> [DIRECTION]
Copy, in full, each line of the material that holds the word "down".

Collection entries
(begin)
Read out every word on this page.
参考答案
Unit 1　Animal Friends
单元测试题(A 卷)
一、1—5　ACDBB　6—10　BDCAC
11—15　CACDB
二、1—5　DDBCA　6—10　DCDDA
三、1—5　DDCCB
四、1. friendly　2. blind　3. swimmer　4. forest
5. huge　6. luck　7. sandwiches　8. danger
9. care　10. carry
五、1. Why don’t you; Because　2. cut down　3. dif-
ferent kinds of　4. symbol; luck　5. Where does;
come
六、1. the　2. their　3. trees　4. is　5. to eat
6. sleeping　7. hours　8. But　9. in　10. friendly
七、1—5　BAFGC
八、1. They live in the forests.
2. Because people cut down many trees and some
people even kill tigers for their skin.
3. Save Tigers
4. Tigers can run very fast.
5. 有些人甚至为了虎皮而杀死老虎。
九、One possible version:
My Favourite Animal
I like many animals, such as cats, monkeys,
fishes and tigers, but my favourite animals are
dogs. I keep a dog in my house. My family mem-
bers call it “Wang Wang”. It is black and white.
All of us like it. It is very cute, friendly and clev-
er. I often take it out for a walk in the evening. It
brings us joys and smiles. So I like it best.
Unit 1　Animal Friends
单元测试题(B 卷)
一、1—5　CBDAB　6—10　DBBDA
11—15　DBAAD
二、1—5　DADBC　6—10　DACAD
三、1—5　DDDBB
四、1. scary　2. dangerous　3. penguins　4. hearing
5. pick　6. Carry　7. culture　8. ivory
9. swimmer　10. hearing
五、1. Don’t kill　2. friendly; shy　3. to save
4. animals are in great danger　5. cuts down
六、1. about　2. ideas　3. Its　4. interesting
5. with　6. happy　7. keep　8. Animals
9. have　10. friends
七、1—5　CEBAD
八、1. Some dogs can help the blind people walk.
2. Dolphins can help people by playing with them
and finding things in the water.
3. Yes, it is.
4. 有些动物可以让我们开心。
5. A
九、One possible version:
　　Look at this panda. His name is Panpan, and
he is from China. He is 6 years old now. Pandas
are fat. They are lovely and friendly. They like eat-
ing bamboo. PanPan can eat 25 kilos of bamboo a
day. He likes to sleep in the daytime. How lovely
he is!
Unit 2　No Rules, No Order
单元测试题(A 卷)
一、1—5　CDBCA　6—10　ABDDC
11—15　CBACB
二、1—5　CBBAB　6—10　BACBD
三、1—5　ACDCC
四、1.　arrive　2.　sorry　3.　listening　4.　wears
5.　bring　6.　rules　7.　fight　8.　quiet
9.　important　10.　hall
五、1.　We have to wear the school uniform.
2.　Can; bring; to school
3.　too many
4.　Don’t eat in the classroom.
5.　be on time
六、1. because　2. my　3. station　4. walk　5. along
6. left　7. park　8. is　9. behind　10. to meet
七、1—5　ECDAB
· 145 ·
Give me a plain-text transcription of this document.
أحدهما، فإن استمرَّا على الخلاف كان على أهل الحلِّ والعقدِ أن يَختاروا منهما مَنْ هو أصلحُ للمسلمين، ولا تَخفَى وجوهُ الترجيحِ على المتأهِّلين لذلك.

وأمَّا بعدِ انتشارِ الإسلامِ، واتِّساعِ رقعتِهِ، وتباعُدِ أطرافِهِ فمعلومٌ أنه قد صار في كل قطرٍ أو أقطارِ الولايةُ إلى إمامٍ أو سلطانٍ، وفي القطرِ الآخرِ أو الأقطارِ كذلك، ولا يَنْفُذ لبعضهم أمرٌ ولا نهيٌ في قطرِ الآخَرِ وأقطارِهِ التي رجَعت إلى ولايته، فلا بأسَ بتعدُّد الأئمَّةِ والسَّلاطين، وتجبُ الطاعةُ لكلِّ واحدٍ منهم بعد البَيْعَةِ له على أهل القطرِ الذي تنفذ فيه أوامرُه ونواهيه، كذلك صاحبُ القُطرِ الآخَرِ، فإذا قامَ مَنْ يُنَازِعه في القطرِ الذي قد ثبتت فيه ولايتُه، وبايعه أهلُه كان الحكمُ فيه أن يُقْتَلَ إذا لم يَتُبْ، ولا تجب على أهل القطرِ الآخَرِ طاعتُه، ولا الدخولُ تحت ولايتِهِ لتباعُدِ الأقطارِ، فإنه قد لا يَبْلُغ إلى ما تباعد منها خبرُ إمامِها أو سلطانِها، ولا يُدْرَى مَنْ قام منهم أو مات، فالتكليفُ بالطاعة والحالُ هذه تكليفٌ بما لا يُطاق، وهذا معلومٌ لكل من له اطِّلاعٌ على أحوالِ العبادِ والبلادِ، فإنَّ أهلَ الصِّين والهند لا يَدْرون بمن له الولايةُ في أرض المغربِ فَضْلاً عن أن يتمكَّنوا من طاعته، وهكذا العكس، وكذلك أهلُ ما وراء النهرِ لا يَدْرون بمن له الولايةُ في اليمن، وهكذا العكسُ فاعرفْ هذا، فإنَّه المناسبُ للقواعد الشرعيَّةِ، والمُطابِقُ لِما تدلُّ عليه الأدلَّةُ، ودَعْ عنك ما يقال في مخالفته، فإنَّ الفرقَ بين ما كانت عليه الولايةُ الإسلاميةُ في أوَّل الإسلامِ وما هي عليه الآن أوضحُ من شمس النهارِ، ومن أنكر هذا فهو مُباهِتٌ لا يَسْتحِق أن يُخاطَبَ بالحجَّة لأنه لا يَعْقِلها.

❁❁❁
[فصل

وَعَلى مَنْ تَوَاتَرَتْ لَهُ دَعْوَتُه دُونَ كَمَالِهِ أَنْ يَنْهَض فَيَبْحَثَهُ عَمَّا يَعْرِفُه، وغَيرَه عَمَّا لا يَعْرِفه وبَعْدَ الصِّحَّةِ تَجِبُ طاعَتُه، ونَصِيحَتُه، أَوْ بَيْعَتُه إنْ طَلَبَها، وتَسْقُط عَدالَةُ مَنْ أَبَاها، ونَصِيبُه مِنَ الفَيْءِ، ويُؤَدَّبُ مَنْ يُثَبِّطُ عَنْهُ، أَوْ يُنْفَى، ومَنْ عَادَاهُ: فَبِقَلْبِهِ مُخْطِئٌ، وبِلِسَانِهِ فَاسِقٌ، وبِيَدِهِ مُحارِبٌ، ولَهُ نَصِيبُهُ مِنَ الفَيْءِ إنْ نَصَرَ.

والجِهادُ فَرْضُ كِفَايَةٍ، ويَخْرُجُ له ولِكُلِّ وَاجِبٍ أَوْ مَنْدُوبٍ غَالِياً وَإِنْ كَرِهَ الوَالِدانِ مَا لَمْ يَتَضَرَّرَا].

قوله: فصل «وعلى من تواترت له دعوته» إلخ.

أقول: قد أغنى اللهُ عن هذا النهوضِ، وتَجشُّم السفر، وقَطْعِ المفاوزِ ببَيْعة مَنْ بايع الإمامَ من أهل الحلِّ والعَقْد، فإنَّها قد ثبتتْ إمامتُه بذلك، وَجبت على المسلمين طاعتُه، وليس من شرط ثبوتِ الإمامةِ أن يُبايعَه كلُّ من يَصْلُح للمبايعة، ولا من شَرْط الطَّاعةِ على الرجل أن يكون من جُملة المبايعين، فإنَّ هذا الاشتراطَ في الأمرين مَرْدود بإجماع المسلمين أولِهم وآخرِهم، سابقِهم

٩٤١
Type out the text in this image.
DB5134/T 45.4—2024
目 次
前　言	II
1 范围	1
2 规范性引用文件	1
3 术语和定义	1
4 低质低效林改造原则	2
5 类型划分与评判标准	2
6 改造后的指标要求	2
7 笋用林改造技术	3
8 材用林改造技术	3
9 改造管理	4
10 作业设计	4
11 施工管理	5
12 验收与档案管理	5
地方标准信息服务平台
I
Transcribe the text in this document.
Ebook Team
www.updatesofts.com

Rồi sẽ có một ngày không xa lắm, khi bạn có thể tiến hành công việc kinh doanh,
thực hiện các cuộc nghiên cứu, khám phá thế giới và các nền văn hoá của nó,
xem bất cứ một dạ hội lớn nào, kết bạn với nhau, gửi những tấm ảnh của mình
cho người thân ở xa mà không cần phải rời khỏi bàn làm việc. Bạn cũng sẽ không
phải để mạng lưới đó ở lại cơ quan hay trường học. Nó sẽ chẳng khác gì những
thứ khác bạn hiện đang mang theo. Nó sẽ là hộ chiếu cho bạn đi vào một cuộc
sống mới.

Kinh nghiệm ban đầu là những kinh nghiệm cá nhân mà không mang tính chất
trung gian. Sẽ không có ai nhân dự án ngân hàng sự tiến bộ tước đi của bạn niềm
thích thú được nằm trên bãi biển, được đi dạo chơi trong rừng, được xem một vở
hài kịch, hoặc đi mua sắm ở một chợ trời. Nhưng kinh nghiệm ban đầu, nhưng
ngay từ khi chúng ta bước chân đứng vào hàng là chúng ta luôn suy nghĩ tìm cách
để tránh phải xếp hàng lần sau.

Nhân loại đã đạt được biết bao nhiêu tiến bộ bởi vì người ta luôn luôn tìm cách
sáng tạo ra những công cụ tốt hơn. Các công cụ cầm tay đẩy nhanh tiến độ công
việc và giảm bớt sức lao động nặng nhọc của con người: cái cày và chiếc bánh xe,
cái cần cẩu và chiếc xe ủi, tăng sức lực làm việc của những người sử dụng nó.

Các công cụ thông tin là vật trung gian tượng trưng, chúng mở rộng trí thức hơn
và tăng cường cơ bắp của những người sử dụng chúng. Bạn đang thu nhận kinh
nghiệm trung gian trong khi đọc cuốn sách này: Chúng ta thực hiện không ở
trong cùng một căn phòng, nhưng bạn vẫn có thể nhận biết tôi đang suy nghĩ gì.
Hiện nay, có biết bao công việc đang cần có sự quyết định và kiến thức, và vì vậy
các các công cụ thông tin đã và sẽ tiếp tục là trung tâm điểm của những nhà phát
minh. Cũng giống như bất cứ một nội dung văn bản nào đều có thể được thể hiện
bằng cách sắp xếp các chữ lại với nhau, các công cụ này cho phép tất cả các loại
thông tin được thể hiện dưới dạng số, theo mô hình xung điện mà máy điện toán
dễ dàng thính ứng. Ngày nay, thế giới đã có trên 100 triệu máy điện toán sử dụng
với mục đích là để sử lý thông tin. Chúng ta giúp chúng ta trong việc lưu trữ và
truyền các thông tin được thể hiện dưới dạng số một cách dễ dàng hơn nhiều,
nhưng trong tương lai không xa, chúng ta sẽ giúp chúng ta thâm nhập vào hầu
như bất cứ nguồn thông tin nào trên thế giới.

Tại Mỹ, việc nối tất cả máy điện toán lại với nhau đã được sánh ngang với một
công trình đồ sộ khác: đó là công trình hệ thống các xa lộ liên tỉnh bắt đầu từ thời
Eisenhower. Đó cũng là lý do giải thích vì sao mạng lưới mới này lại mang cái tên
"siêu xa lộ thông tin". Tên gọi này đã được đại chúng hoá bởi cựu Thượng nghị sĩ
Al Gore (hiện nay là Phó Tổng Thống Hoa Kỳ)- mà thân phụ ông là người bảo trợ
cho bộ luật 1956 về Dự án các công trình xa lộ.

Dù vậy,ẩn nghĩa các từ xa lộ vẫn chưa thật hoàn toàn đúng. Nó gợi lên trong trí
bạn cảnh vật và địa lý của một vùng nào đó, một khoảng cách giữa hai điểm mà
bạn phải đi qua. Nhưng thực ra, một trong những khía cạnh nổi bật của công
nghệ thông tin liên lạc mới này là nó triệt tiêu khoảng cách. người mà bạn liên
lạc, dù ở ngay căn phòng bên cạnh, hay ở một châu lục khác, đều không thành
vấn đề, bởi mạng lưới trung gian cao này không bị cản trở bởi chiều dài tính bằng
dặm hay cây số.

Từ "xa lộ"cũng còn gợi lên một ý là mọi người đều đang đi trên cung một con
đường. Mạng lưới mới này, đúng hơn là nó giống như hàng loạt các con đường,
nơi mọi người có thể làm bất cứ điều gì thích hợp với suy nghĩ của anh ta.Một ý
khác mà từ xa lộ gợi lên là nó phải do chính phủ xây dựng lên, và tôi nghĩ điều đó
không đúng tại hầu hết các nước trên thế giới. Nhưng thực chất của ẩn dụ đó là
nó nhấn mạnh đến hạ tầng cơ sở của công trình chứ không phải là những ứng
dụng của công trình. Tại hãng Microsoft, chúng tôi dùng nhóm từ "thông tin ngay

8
(end)
> [ANSWER]
五、1. Why don’t you; Because　2. cut down　3. dif-
2. Because people cut down many trees and some
4. animals are in great danger　5. cuts down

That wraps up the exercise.